* [Stated goal]
Print out every record exactly as it appears.

* [Input for this task]
▬▬▬

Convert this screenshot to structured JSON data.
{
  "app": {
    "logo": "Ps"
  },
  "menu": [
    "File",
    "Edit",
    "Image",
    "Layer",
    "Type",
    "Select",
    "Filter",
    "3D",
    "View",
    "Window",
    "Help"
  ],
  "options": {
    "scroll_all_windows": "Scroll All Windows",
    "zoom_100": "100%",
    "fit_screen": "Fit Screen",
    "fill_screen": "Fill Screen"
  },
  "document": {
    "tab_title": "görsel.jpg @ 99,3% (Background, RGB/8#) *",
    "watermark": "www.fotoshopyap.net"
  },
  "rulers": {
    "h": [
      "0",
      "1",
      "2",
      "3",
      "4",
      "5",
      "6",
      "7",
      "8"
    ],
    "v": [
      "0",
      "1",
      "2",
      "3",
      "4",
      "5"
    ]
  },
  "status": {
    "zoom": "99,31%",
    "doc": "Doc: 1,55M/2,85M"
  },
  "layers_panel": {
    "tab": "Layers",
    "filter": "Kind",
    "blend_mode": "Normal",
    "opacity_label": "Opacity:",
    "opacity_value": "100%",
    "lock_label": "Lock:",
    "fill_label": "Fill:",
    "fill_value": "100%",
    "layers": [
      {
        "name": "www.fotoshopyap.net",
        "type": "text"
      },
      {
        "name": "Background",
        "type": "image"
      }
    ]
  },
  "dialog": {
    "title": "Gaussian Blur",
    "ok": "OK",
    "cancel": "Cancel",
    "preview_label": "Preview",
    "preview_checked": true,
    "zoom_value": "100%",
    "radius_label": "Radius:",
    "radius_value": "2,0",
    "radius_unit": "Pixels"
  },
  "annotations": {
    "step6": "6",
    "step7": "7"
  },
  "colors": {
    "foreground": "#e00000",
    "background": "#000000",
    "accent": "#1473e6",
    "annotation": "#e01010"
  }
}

▬▬▬

* [Correct output]
Convert this screenshot to structured JSON data.
{
  "app": {
    "logo": "Ps"
  },
  "menu": [
    "File",
    "Edit",
    "Image",
    "Layer",
    "Type",
    "Select",
    "Filter",
    "3D",
    "View",
    "Window",
    "Help"
  ],
  "options": {
    "scroll_all_windows": "Scroll All Windows",
    "zoom_100": "100%",
    "fit_screen": "Fit Screen",
    "fill_screen": "Fill Screen"
  },
  "document": {
    "tab_title": "görsel.jpg @ 99,3% (Background, RGB/8#) *",
    "watermark": "www.fotoshopyap.net"
  },
  "rulers": {
    "h": [
      "0",
      "1",
      "2",
      "3",
      "4",
      "5",
      "6",
      "7",
      "8"
    ],
    "v": [
      "0",
      "1",
      "2",
      "3",
      "4",
      "5"
    ]
  },
  "status": {
    "zoom": "99,31%",
    "doc": "Doc: 1,55M/2,85M"
  },
  "layers_panel": {
    "tab": "Layers",
    "filter": "Kind",
    "blend_mode": "Normal",
    "opacity_label": "Opacity:",
    "opacity_value": "100%",
    "lock_label": "Lock:",
    "fill_label": "Fill:",
    "fill_value": "100%",
    "layers": [
      {
        "name": "www.fotoshopyap.net",
        "type": "text"
      },
      {
        "name": "Background",
        "type": "image"
      }
    ]
  },
  "dialog": {
    "title": "Gaussian Blur",
    "ok": "OK",
    "cancel": "Cancel",
    "preview_label": "Preview",
    "preview_checked": true,
    "zoom_value": "100%",
    "radius_label": "Radius:",
    "radius_value": "2,0",
    "radius_unit": "Pixels"
  },
  "annotations": {
    "step6": "6",
    "step7": "7"
  },
  "colors": {
    "foreground": "#e00000",
    "background": "#000000",
    "accent": "#1473e6",
    "annotation": "#e01010"
  }
}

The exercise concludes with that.